» **EXERCISE TASK**: Retype all of the data. Every line must match exactly.

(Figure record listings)

*****

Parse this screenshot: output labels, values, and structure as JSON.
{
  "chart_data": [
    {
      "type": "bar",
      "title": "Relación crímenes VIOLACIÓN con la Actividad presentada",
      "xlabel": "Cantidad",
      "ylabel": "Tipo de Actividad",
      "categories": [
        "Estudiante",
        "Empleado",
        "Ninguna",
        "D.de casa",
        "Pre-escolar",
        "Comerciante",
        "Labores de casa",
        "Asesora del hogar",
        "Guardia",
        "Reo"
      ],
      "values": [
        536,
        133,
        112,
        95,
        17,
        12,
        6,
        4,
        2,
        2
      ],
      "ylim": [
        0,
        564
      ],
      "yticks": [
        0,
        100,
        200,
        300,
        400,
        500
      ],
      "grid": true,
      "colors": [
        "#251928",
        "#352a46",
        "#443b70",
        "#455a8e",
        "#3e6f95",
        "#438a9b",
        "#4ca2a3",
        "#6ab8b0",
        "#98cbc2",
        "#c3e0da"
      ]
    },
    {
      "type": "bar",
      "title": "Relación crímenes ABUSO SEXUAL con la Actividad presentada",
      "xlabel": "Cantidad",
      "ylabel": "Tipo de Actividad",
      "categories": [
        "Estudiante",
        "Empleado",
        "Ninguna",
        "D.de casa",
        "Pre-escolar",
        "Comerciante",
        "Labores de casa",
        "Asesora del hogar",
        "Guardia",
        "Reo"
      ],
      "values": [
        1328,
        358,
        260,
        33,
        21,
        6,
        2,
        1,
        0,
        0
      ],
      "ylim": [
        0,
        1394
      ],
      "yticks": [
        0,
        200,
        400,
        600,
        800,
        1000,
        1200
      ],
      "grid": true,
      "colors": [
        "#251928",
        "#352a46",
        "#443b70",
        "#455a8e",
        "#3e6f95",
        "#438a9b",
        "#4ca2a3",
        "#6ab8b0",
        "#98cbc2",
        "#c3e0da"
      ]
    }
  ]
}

*****

» **RESPONSE TO THIS TASK**:
Parse this screenshot: output labels, values, and structure as JSON.
{
  "chart_data": [
    {
      "type": "bar",
      "title": "Relación crímenes VIOLACIÓN con la Actividad presentada",
      "xlabel": "Cantidad",
      "ylabel": "Tipo de Actividad",
      "categories": [
        "Estudiante",
        "Empleado",
        "Ninguna",
        "D.de casa",
        "Pre-escolar",
        "Comerciante",
        "Labores de casa",
        "Asesora del hogar",
        "Guardia",
        "Reo"
      ],
      "values": [
        536,
        133,
        112,
        95,
        17,
        12,
        6,
        4,
        2,
        2
      ],
      "ylim": [
        0,
        564
      ],
      "yticks": [
        0,
        100,
        200,
        300,
        400,
        500
      ],
      "grid": true,
      "colors": [
        "#251928",
        "#352a46",
        "#443b70",
        "#455a8e",
        "#3e6f95",
        "#438a9b",
        "#4ca2a3",
        "#6ab8b0",
        "#98cbc2",
        "#c3e0da"
      ]
    },
    {
      "type": "bar",
      "title": "Relación crímenes ABUSO SEXUAL con la Actividad presentada",
      "xlabel": "Cantidad",
      "ylabel": "Tipo de Actividad",
      "categories": [
        "Estudiante",
        "Empleado",
        "Ninguna",
        "D.de casa",
        "Pre-escolar",
        "Comerciante",
        "Labores de casa",
        "Asesora del hogar",
        "Guardia",
        "Reo"
      ],
      "values": [
        1328,
        358,
        260,
        33,
        21,
        6,
        2,
        1,
        0,
        0
      ],
      "ylim": [
        0,
        1394
      ],
      "yticks": [
        0,
        200,
        400,
        600,
        800,
        1000,
        1200
      ],
      "grid": true,
      "colors": [
        "#251928",
        "#352a46",
        "#443b70",
        "#455a8e",
        "#3e6f95",
        "#438a9b",
        "#4ca2a3",
        "#6ab8b0",
        "#98cbc2",
        "#c3e0da"
      ]
    }
  ]
}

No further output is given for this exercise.